BEGIN Supplied records

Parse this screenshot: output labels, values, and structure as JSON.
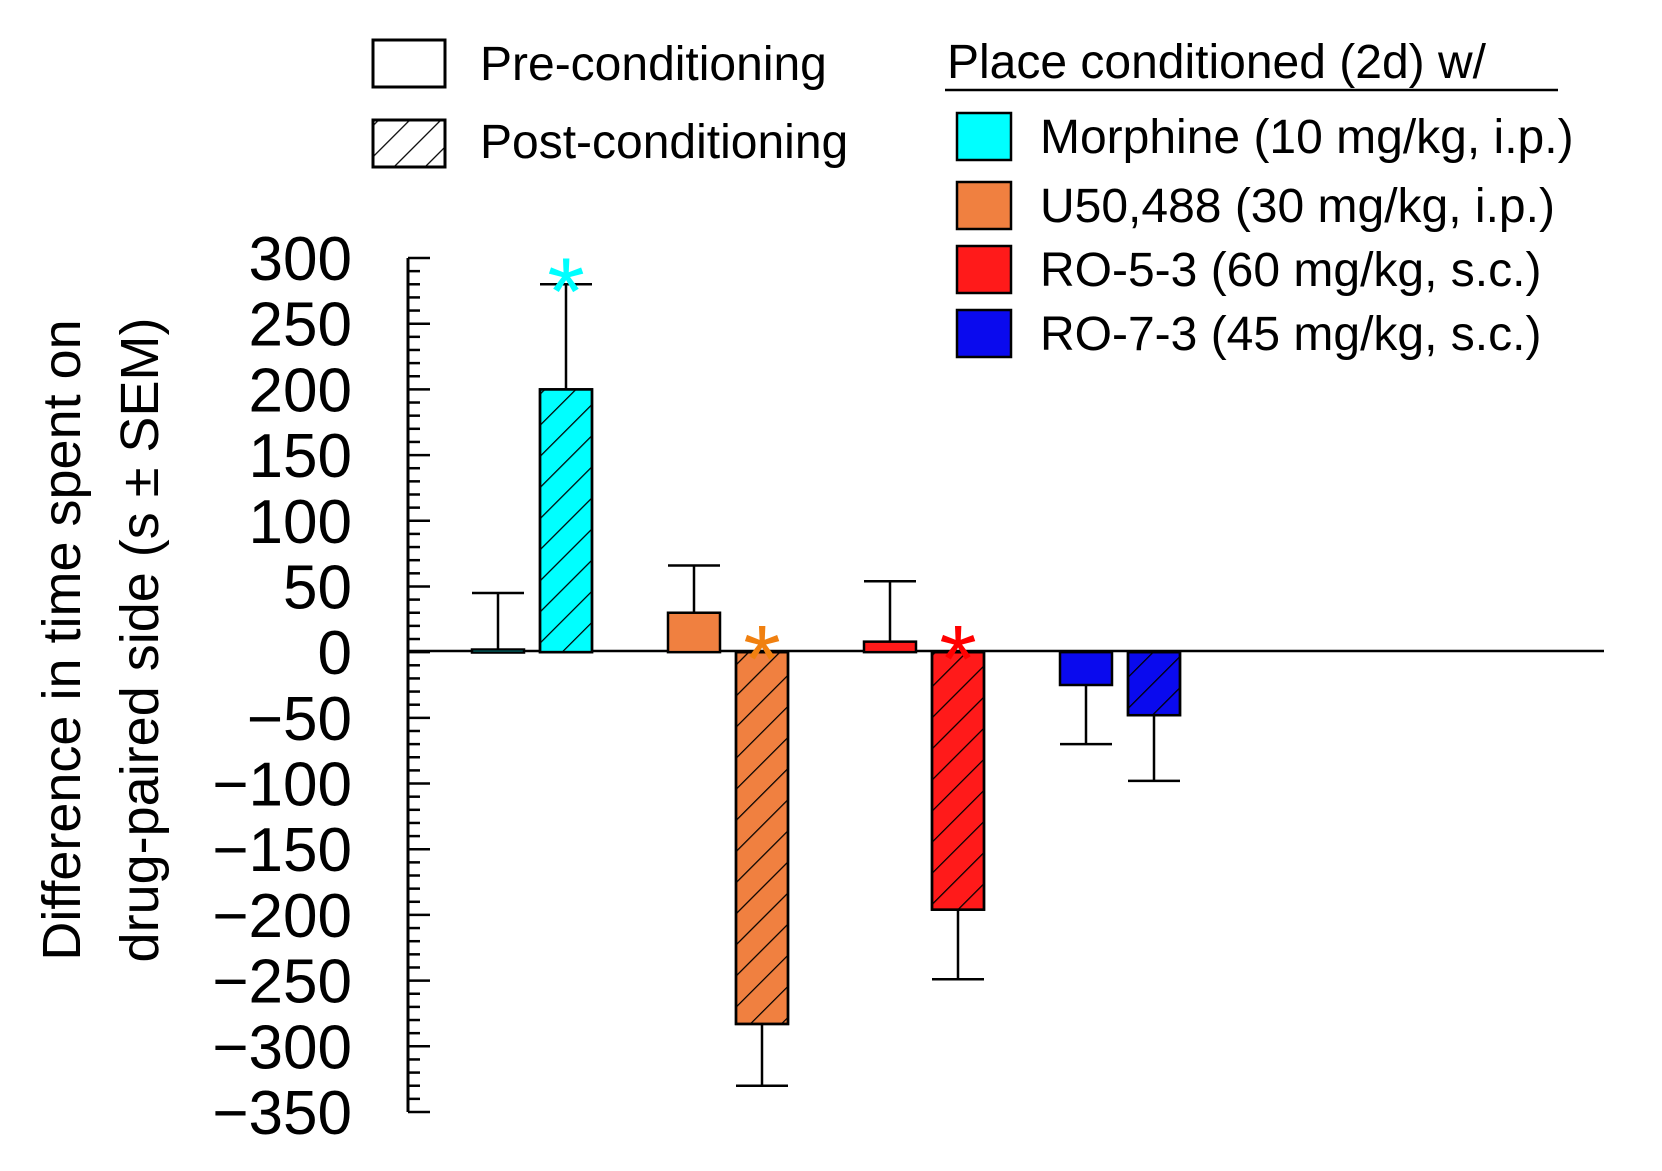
{
  "chart_data": {
    "type": "bar",
    "ylabel": [
      "Difference in time spent on",
      "drug-paired side (s ± SEM)"
    ],
    "xlabel": "",
    "ylim": [
      -350,
      300
    ],
    "y_ticks": [
      300,
      250,
      200,
      150,
      100,
      50,
      0,
      -50,
      -100,
      -150,
      -200,
      -250,
      -300,
      -350
    ],
    "y_tick_labels": [
      "300",
      "250",
      "200",
      "150",
      "100",
      "50",
      "0",
      "−50",
      "−100",
      "−150",
      "−200",
      "−250",
      "−300",
      "−350"
    ],
    "phase_legend": [
      {
        "label": "Pre-conditioning",
        "pattern": "none"
      },
      {
        "label": "Post-conditioning",
        "pattern": "hatch"
      }
    ],
    "drug_legend_title": "Place conditioned (2d) w/",
    "series": [
      {
        "name": "Morphine (10 mg/kg, i.p.)",
        "color": "#00ffff",
        "pre": {
          "value": 2,
          "sem": 43
        },
        "post": {
          "value": 200,
          "sem": 80
        },
        "significant": true,
        "star_color": "#00ffff"
      },
      {
        "name": "U50,488 (30 mg/kg, i.p.)",
        "color": "#f08040",
        "pre": {
          "value": 30,
          "sem": 36
        },
        "post": {
          "value": -283,
          "sem": 47
        },
        "significant": true,
        "star_color": "#f08010"
      },
      {
        "name": "RO-5-3 (60 mg/kg, s.c.)",
        "color": "#ff1a1a",
        "pre": {
          "value": 8,
          "sem": 46
        },
        "post": {
          "value": -196,
          "sem": 53
        },
        "significant": true,
        "star_color": "#ff0000"
      },
      {
        "name": "RO-7-3 (45 mg/kg, s.c.)",
        "color": "#0a0aee",
        "pre": {
          "value": -25,
          "sem": 45
        },
        "post": {
          "value": -48,
          "sem": 50
        },
        "significant": false,
        "star_color": ""
      }
    ],
    "significance_marker": "*",
    "legend_positions": [
      "top-left",
      "top-right"
    ]
  }
}
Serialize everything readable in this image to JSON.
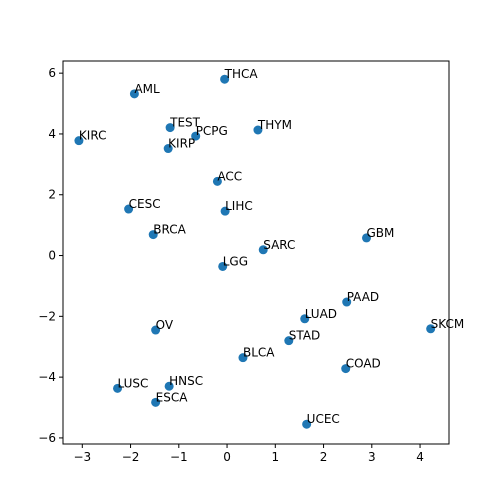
{
  "chart_data": {
    "type": "scatter",
    "title": "",
    "xlabel": "",
    "ylabel": "",
    "xlim": [
      -3.4,
      4.6
    ],
    "ylim": [
      -6.2,
      6.4
    ],
    "xticks": [
      -3,
      -2,
      -1,
      0,
      1,
      2,
      3,
      4
    ],
    "yticks": [
      -6,
      -4,
      -2,
      0,
      2,
      4,
      6
    ],
    "xtick_labels": [
      "−3",
      "−2",
      "−1",
      "0",
      "1",
      "2",
      "3",
      "4"
    ],
    "ytick_labels": [
      "−6",
      "−4",
      "−2",
      "0",
      "2",
      "4",
      "6"
    ],
    "grid": false,
    "marker_color": "#1f77b4",
    "points": [
      {
        "label": "THCA",
        "x": -0.05,
        "y": 5.8
      },
      {
        "label": "AML",
        "x": -1.92,
        "y": 5.32
      },
      {
        "label": "TEST",
        "x": -1.18,
        "y": 4.21
      },
      {
        "label": "PCPG",
        "x": -0.65,
        "y": 3.93
      },
      {
        "label": "THYM",
        "x": 0.64,
        "y": 4.13
      },
      {
        "label": "KIRC",
        "x": -3.07,
        "y": 3.78
      },
      {
        "label": "KIRP",
        "x": -1.22,
        "y": 3.52
      },
      {
        "label": "ACC",
        "x": -0.2,
        "y": 2.44
      },
      {
        "label": "CESC",
        "x": -2.04,
        "y": 1.53
      },
      {
        "label": "LIHC",
        "x": -0.04,
        "y": 1.46
      },
      {
        "label": "BRCA",
        "x": -1.53,
        "y": 0.69
      },
      {
        "label": "GBM",
        "x": 2.89,
        "y": 0.58
      },
      {
        "label": "SARC",
        "x": 0.75,
        "y": 0.19
      },
      {
        "label": "LGG",
        "x": -0.09,
        "y": -0.36
      },
      {
        "label": "PAAD",
        "x": 2.48,
        "y": -1.53
      },
      {
        "label": "LUAD",
        "x": 1.61,
        "y": -2.08
      },
      {
        "label": "SKCM",
        "x": 4.22,
        "y": -2.41
      },
      {
        "label": "OV",
        "x": -1.48,
        "y": -2.45
      },
      {
        "label": "STAD",
        "x": 1.28,
        "y": -2.8
      },
      {
        "label": "BLCA",
        "x": 0.33,
        "y": -3.36
      },
      {
        "label": "COAD",
        "x": 2.46,
        "y": -3.72
      },
      {
        "label": "LUSC",
        "x": -2.27,
        "y": -4.37
      },
      {
        "label": "HNSC",
        "x": -1.2,
        "y": -4.3
      },
      {
        "label": "ESCA",
        "x": -1.48,
        "y": -4.83
      },
      {
        "label": "UCEC",
        "x": 1.65,
        "y": -5.55
      }
    ]
  }
}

END Supplied records

◆ Task objective
Restate the full listing verbatim and drop every picture.

◆ The reply
Parse this screenshot: output labels, values, and structure as JSON.
{
  "chart_data": {
    "type": "bar",
    "ylabel": [
      "Difference in time spent on",
      "drug-paired side (s ± SEM)"
    ],
    "xlabel": "",
    "ylim": [
      -350,
      300
    ],
    "y_ticks": [
      300,
      250,
      200,
      150,
      100,
      50,
      0,
      -50,
      -100,
      -150,
      -200,
      -250,
      -300,
      -350
    ],
    "y_tick_labels": [
      "300",
      "250",
      "200",
      "150",
      "100",
      "50",
      "0",
      "−50",
      "−100",
      "−150",
      "−200",
      "−250",
      "−300",
      "−350"
    ],
    "phase_legend": [
      {
        "label": "Pre-conditioning",
        "pattern": "none"
      },
      {
        "label": "Post-conditioning",
        "pattern": "hatch"
      }
    ],
    "drug_legend_title": "Place conditioned (2d) w/",
    "series": [
      {
        "name": "Morphine (10 mg/kg, i.p.)",
        "color": "#00ffff",
        "pre": {
          "value": 2,
          "sem": 43
        },
        "post": {
          "value": 200,
          "sem": 80
        },
        "significant": true,
        "star_color": "#00ffff"
      },
      {
        "name": "U50,488 (30 mg/kg, i.p.)",
        "color": "#f08040",
        "pre": {
          "value": 30,
          "sem": 36
        },
        "post": {
          "value": -283,
          "sem": 47
        },
        "significant": true,
        "star_color": "#f08010"
      },
      {
        "name": "RO-5-3 (60 mg/kg, s.c.)",
        "color": "#ff1a1a",
        "pre": {
          "value": 8,
          "sem": 46
        },
        "post": {
          "value": -196,
          "sem": 53
        },
        "significant": true,
        "star_color": "#ff0000"
      },
      {
        "name": "RO-7-3 (45 mg/kg, s.c.)",
        "color": "#0a0aee",
        "pre": {
          "value": -25,
          "sem": 45
        },
        "post": {
          "value": -48,
          "sem": 50
        },
        "significant": false,
        "star_color": ""
      }
    ],
    "significance_marker": "*",
    "legend_positions": [
      "top-left",
      "top-right"
    ]
  }
}
Serialize everything readable in this image to JSON.
{
  "chart_data": {
    "type": "scatter",
    "title": "",
    "xlabel": "",
    "ylabel": "",
    "xlim": [
      -3.4,
      4.6
    ],
    "ylim": [
      -6.2,
      6.4
    ],
    "xticks": [
      -3,
      -2,
      -1,
      0,
      1,
      2,
      3,
      4
    ],
    "yticks": [
      -6,
      -4,
      -2,
      0,
      2,
      4,
      6
    ],
    "xtick_labels": [
      "−3",
      "−2",
      "−1",
      "0",
      "1",
      "2",
      "3",
      "4"
    ],
    "ytick_labels": [
      "−6",
      "−4",
      "−2",
      "0",
      "2",
      "4",
      "6"
    ],
    "grid": false,
    "marker_color": "#1f77b4",
    "points": [
      {
        "label": "THCA",
        "x": -0.05,
        "y": 5.8
      },
      {
        "label": "AML",
        "x": -1.92,
        "y": 5.32
      },
      {
        "label": "TEST",
        "x": -1.18,
        "y": 4.21
      },
      {
        "label": "PCPG",
        "x": -0.65,
        "y": 3.93
      },
      {
        "label": "THYM",
        "x": 0.64,
        "y": 4.13
      },
      {
        "label": "KIRC",
        "x": -3.07,
        "y": 3.78
      },
      {
        "label": "KIRP",
        "x": -1.22,
        "y": 3.52
      },
      {
        "label": "ACC",
        "x": -0.2,
        "y": 2.44
      },
      {
        "label": "CESC",
        "x": -2.04,
        "y": 1.53
      },
      {
        "label": "LIHC",
        "x": -0.04,
        "y": 1.46
      },
      {
        "label": "BRCA",
        "x": -1.53,
        "y": 0.69
      },
      {
        "label": "GBM",
        "x": 2.89,
        "y": 0.58
      },
      {
        "label": "SARC",
        "x": 0.75,
        "y": 0.19
      },
      {
        "label": "LGG",
        "x": -0.09,
        "y": -0.36
      },
      {
        "label": "PAAD",
        "x": 2.48,
        "y": -1.53
      },
      {
        "label": "LUAD",
        "x": 1.61,
        "y": -2.08
      },
      {
        "label": "SKCM",
        "x": 4.22,
        "y": -2.41
      },
      {
        "label": "OV",
        "x": -1.48,
        "y": -2.45
      },
      {
        "label": "STAD",
        "x": 1.28,
        "y": -2.8
      },
      {
        "label": "BLCA",
        "x": 0.33,
        "y": -3.36
      },
      {
        "label": "COAD",
        "x": 2.46,
        "y": -3.72
      },
      {
        "label": "LUSC",
        "x": -2.27,
        "y": -4.37
      },
      {
        "label": "HNSC",
        "x": -1.2,
        "y": -4.3
      },
      {
        "label": "ESCA",
        "x": -1.48,
        "y": -4.83
      },
      {
        "label": "UCEC",
        "x": 1.65,
        "y": -5.55
      }
    ]
  }
}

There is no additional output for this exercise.